***** TEXT EXCERPT *****
This percolates through into James Bernard's music for the film, with its thundering tribalistic percussion, and in the opening scene Gilling's intercutting between the camera prowling towards the masked Squire (John Carson) engaging in his 'white voodoo', later revealed as the symbolic figure of aristocratic oppression, and the sleeping Alice Tompson (Pearce). The miniature coffins and their crude figures that the Squire drenches in blood pre-figure the various human equivalents: the dead Martinus brother being buried when Sir James Forbes (Andre Morell) and his daughter Sylvia (Diane Clare) arrive in the village in response to Peter Tompson's (Brook Williams) letter and then Alice's own death and resurrection. Oddly, Alice's surname is clearly seen as 'Thompson' on Alice's coffin but credited as the alternate spelling elsewhere.
*****
◆ GIVEN PROBLEM
Condense the paragraph of the text excerpt above that opens "This percolates through into James Bernard's music" into a short bulleted list of its main facts.
***** SUPPLIED DATA *****
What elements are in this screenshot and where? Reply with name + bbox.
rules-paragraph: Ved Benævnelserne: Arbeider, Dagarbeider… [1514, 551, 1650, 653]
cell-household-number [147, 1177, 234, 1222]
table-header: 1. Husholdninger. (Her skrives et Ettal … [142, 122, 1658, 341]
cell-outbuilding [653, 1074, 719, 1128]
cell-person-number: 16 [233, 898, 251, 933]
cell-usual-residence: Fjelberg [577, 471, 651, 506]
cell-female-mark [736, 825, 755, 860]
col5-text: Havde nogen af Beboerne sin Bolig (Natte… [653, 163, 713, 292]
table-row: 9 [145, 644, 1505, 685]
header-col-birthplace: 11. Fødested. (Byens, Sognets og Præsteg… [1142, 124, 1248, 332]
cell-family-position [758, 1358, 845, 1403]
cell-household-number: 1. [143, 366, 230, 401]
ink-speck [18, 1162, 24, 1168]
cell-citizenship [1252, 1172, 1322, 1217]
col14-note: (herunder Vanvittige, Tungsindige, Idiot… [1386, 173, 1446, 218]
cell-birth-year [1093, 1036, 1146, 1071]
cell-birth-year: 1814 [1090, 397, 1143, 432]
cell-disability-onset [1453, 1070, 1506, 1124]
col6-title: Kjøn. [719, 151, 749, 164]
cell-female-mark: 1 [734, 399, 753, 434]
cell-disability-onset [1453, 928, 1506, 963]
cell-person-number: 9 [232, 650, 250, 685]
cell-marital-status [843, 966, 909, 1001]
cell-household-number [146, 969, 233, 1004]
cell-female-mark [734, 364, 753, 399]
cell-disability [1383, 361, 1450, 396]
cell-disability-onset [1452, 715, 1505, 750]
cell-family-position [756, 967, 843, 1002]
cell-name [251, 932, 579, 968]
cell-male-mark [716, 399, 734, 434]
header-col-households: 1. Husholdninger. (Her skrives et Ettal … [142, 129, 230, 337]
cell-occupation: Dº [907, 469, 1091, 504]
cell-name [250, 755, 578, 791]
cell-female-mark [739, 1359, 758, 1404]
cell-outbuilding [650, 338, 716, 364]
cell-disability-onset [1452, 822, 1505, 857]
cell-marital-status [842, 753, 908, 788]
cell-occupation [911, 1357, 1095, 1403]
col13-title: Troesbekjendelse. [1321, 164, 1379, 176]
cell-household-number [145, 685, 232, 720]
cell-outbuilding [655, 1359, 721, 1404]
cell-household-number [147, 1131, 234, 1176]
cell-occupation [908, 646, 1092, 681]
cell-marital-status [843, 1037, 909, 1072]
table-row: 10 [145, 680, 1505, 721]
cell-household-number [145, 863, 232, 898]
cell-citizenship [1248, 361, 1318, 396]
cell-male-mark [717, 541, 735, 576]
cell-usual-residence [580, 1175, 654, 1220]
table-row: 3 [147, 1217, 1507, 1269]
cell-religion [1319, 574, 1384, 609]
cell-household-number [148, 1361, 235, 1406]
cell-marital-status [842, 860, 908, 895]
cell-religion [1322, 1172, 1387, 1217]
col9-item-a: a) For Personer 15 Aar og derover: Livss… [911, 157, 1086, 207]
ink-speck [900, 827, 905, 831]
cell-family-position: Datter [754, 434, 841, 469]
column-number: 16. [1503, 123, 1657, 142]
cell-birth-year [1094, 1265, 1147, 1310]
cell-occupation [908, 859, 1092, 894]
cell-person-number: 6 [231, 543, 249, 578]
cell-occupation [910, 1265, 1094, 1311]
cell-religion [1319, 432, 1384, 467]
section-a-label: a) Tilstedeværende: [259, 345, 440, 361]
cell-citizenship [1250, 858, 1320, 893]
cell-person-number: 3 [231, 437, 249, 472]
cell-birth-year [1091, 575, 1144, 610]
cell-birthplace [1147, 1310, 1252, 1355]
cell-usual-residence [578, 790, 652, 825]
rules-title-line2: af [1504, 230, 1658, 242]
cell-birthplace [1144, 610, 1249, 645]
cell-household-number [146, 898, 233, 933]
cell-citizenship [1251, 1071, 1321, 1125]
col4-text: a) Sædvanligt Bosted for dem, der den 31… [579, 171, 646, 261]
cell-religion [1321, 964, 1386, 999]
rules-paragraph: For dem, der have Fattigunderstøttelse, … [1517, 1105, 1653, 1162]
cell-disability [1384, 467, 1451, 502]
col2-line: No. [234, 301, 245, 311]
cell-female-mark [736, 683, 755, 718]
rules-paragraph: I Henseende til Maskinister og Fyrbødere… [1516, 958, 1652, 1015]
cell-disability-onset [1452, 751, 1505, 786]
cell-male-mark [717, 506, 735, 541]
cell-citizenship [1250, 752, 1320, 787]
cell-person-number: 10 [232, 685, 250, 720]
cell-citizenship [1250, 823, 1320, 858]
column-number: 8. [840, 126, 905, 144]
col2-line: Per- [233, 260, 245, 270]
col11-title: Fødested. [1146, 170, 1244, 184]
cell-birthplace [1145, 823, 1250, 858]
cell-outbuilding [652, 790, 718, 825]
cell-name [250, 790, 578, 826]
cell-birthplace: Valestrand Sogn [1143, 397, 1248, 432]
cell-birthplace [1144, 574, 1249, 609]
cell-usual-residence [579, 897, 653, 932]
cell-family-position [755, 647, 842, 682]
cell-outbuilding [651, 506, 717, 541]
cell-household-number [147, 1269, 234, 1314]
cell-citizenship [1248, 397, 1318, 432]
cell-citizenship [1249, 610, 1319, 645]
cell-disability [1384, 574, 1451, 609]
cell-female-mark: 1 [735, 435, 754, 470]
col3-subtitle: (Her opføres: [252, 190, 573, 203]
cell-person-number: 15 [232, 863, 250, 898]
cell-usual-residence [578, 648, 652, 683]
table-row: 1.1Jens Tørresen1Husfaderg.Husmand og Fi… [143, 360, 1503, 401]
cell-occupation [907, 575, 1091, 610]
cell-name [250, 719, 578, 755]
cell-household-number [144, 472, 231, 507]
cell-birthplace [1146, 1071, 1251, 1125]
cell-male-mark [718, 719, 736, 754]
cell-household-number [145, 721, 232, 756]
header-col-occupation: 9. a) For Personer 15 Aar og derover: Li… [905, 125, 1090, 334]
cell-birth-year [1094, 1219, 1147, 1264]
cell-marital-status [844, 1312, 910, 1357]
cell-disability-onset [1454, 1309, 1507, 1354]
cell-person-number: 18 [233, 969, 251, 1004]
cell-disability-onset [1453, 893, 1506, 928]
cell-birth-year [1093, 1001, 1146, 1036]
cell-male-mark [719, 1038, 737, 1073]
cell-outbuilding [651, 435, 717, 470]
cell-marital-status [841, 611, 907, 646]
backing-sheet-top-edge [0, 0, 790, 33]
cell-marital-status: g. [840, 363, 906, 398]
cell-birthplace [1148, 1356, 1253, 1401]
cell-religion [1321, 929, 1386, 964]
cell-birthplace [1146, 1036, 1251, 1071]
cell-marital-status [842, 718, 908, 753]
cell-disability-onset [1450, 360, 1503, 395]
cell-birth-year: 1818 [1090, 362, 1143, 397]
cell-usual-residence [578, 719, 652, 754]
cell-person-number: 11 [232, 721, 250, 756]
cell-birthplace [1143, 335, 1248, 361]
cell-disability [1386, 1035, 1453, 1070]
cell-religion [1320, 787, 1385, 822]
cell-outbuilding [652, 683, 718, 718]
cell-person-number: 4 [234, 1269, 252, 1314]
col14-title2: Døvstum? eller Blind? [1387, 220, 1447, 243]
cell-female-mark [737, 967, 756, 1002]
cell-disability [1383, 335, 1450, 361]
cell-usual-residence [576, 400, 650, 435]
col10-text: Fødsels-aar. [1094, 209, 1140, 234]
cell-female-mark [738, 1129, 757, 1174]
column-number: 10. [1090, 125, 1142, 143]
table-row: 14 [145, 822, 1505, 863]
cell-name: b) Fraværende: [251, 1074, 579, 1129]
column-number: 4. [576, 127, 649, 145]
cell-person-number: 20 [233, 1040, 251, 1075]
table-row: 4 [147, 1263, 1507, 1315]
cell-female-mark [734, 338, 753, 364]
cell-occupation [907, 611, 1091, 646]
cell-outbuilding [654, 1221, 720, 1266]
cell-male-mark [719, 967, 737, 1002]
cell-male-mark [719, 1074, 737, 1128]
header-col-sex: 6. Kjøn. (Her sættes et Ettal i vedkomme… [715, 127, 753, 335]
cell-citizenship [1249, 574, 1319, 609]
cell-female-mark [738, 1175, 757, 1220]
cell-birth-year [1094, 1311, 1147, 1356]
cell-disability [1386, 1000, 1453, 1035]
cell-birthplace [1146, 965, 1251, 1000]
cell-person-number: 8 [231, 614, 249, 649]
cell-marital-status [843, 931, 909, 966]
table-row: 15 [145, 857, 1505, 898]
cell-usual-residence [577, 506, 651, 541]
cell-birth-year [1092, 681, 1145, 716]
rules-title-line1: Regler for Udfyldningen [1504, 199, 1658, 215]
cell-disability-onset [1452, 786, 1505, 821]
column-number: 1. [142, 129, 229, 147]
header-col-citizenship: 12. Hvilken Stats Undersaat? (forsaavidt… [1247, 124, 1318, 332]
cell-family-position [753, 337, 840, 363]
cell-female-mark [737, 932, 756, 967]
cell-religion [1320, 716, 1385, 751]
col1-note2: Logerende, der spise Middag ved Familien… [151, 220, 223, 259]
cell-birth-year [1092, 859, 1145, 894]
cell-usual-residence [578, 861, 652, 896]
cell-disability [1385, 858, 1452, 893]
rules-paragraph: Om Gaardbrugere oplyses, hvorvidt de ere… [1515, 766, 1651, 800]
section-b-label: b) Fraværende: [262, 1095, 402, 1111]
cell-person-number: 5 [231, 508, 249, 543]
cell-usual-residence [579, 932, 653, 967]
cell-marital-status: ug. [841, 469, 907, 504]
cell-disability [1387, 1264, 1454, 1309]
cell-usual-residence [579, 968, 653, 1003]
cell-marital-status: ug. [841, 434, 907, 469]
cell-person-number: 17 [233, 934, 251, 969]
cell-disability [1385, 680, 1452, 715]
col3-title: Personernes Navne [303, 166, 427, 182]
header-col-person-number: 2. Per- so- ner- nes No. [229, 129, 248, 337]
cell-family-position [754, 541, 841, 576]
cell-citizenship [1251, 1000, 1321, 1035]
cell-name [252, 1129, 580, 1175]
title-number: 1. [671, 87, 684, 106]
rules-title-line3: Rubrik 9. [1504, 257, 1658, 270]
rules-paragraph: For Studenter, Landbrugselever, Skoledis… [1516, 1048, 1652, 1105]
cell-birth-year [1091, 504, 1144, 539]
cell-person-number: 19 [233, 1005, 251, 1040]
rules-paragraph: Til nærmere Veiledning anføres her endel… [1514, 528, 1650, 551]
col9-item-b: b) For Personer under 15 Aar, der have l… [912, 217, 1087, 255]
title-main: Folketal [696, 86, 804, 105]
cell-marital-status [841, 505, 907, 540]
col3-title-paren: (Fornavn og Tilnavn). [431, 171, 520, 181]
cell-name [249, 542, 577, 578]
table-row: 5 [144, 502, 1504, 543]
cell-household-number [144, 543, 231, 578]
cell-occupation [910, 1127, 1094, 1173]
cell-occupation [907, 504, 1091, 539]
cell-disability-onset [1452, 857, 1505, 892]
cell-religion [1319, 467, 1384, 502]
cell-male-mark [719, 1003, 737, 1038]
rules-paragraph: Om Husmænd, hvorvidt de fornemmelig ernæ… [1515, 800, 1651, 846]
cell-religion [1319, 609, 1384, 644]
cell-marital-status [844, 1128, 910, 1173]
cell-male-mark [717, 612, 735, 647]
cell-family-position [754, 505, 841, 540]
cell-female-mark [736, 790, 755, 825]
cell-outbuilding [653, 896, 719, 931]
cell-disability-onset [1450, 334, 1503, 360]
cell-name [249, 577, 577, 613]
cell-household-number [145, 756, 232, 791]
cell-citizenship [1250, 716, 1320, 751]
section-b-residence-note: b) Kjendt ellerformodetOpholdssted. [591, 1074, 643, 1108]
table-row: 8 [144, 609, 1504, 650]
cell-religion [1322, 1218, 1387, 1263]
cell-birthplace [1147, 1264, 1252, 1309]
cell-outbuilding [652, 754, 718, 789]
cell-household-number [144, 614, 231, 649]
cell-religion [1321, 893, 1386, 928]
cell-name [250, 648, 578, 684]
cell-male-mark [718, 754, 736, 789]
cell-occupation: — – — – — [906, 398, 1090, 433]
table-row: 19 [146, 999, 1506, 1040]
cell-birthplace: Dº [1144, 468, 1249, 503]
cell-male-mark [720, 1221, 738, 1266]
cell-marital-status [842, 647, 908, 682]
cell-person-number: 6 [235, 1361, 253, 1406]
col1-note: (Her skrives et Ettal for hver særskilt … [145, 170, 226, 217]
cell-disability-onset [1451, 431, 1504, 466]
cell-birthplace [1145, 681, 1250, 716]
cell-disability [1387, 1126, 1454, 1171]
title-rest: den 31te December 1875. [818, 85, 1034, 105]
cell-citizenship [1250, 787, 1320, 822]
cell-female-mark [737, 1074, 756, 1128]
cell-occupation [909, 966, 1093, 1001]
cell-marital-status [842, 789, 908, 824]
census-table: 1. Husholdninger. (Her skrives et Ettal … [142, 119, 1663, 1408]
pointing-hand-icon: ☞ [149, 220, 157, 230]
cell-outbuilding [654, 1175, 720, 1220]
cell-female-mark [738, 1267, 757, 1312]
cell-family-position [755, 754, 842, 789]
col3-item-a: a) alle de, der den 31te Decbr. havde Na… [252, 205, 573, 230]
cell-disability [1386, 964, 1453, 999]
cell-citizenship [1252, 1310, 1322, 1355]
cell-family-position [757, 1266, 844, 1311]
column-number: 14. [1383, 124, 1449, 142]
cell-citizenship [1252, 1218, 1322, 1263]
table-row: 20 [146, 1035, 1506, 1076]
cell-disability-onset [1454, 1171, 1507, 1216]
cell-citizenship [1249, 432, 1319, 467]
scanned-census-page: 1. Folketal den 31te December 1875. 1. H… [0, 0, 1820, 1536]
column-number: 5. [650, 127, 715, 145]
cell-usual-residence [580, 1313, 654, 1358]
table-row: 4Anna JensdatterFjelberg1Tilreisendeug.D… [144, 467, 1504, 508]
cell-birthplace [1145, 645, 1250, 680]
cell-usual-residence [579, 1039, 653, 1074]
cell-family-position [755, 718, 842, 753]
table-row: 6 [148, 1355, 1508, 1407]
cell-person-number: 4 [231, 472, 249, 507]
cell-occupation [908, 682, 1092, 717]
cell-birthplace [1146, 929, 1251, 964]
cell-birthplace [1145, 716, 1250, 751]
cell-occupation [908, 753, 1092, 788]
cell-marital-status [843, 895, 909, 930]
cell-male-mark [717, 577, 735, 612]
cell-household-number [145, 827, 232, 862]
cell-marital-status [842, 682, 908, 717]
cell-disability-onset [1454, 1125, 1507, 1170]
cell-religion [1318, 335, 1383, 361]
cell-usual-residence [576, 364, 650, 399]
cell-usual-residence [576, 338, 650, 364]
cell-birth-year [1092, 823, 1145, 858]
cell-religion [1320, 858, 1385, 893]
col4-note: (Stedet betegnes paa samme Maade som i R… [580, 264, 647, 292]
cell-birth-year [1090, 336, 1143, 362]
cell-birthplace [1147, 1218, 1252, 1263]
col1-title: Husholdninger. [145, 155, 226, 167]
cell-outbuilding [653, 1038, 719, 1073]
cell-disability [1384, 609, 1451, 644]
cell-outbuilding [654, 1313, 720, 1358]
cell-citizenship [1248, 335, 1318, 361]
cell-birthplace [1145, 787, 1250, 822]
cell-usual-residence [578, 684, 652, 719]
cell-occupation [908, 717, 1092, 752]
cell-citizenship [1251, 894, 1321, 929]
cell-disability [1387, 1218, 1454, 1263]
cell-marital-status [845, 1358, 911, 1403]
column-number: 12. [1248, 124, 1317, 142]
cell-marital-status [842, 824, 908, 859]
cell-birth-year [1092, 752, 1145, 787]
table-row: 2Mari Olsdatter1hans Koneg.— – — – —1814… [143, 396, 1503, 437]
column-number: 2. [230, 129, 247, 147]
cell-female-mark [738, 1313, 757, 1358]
*****
◆ WRITTEN SOLUTION
- James Bernard's score uses thundering, tribalistic percussion.
- In the opening scene, Gilling intercuts between the camera prowling toward the masked Squire (John Carson) performing his 'white voodoo' and the sleeping Alice Tompson (Pearce).
- The Squire is later revealed as the symbolic figure of aristocratic oppression.
- The miniature coffins and crude figures he drenches in blood pre-figure their human equivalents. One is the dead Martinus brother, who is being buried when Sir James Forbes (Andre Morell) and his daughter Sylvia (Diane Clare) arrive in the village in response to Peter Tompson's (Brook Williams) letter. Another is Alice's own death and resurrection.
- Alice's surname appears as 'Thompson' on her coffin but is credited as 'Tompson' elsewhere.